→ Source material
##########
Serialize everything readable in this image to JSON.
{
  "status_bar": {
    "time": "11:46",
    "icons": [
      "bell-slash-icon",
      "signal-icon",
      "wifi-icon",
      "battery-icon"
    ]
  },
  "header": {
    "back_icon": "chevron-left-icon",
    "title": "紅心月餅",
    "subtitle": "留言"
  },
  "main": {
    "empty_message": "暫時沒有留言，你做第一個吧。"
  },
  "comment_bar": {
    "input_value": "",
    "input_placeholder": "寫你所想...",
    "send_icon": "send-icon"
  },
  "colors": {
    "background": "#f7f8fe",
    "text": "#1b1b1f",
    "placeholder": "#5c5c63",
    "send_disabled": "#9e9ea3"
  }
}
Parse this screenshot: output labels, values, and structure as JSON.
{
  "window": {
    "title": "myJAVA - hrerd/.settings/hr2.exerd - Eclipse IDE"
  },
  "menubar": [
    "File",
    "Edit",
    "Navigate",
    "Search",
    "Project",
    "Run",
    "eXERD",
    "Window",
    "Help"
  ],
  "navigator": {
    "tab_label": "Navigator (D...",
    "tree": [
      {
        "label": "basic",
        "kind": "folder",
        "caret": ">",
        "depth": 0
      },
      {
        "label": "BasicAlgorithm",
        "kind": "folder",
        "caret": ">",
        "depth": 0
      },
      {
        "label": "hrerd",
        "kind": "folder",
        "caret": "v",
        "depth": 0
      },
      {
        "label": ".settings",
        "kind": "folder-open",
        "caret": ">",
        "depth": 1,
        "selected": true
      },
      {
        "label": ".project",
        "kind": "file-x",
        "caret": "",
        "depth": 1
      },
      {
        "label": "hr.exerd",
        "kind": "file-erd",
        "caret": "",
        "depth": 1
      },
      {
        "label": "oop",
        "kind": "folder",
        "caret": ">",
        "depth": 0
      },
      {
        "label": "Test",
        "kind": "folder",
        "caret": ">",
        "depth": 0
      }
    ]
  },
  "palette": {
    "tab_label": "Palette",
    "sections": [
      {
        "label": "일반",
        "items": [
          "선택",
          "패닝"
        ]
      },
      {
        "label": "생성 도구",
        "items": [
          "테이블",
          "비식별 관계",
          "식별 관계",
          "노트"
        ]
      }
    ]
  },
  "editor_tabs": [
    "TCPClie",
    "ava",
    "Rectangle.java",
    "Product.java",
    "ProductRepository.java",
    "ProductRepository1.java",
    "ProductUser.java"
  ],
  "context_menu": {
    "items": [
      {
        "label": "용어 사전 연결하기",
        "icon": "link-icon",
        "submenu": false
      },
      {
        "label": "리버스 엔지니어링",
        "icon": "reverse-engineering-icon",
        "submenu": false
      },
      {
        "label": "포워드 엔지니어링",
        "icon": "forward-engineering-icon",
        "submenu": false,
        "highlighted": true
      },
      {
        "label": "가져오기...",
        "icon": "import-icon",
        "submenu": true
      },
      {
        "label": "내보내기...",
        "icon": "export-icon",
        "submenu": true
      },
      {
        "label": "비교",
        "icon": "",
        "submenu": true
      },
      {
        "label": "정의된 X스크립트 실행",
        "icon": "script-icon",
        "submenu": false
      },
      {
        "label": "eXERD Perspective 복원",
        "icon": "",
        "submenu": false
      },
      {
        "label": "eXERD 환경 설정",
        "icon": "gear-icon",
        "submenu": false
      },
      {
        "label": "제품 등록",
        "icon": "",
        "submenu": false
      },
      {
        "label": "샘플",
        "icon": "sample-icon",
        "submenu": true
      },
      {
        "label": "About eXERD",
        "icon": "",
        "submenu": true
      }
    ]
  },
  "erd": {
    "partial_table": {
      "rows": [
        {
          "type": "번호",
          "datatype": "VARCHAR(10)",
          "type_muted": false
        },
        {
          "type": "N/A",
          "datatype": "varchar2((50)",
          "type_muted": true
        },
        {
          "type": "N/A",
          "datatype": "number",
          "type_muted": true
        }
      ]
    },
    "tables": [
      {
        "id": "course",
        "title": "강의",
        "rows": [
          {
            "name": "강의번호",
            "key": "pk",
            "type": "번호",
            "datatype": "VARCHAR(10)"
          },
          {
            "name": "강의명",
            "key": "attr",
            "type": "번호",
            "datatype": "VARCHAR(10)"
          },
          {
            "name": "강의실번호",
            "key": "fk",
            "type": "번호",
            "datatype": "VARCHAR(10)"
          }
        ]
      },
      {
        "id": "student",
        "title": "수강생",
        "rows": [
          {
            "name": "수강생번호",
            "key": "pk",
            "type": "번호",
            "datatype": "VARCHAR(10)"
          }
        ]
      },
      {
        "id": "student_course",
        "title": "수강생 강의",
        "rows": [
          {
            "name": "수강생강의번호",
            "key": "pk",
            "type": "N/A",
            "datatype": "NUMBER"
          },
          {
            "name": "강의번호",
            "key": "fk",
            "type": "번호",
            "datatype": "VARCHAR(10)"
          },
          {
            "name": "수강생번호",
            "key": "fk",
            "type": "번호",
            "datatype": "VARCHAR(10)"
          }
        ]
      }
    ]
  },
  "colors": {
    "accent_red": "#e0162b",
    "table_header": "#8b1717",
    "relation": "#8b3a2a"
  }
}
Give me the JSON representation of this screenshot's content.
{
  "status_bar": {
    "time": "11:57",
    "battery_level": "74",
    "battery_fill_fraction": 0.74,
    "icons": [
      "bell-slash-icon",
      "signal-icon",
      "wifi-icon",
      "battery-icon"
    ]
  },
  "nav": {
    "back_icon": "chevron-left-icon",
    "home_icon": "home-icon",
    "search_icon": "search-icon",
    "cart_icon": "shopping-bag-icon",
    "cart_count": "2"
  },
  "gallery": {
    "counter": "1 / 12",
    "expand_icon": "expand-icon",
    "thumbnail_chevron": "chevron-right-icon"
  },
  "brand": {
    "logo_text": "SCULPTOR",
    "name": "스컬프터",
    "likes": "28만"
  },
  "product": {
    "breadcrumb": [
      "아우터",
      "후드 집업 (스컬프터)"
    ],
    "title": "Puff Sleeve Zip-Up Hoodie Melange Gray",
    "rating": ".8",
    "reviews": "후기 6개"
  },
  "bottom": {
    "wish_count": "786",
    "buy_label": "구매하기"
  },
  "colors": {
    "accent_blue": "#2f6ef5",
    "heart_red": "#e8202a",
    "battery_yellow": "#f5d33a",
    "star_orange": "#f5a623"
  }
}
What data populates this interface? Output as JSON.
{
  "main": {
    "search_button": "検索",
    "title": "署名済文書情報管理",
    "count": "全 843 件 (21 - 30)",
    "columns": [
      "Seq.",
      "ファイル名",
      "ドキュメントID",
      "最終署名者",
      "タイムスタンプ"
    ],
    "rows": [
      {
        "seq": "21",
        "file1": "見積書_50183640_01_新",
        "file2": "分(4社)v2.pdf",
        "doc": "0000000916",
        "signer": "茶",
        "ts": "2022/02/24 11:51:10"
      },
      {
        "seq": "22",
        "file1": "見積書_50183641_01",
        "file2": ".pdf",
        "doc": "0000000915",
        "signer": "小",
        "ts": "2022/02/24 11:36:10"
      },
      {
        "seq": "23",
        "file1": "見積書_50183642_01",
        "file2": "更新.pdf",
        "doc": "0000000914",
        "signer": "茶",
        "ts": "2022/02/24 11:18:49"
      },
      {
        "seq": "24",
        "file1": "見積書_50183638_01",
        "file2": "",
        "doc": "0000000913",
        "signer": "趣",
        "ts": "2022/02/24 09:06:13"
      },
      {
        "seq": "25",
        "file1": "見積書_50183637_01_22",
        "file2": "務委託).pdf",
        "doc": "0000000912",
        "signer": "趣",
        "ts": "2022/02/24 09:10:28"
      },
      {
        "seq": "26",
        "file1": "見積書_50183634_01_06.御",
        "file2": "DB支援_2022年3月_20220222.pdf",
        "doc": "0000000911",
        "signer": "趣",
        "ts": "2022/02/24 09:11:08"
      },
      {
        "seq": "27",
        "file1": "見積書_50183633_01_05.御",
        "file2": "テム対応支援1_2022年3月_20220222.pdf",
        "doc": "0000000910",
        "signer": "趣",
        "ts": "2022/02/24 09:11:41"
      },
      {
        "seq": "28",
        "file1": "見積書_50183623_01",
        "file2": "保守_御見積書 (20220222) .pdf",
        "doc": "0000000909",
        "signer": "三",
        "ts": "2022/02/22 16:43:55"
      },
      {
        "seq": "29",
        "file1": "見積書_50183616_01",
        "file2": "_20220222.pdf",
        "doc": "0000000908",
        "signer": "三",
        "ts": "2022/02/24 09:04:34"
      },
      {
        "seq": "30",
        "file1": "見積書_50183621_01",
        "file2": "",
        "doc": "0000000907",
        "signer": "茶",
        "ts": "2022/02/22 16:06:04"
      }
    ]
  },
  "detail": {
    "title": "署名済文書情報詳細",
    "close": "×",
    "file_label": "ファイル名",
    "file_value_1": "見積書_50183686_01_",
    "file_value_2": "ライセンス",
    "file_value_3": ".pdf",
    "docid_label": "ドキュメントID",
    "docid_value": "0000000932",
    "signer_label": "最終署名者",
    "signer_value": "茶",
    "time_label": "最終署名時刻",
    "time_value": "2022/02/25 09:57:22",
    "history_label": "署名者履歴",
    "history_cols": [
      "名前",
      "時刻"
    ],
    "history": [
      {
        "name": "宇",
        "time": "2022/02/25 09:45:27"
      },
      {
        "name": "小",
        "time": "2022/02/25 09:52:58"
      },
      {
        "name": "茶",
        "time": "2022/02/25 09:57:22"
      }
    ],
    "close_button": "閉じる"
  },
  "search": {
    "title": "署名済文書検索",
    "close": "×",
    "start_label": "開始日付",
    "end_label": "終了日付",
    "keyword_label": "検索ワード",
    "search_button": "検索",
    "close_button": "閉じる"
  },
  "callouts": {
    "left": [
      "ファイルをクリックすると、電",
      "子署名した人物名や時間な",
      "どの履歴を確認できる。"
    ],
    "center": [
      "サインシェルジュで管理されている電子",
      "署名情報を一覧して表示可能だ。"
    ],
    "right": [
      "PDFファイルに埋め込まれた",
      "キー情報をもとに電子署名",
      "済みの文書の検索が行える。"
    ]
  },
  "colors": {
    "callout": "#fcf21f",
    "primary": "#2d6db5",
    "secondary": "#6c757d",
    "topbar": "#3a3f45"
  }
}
##########
Work out how many lines of the material above contain the word "this", then give only that figure.

→ Answer
4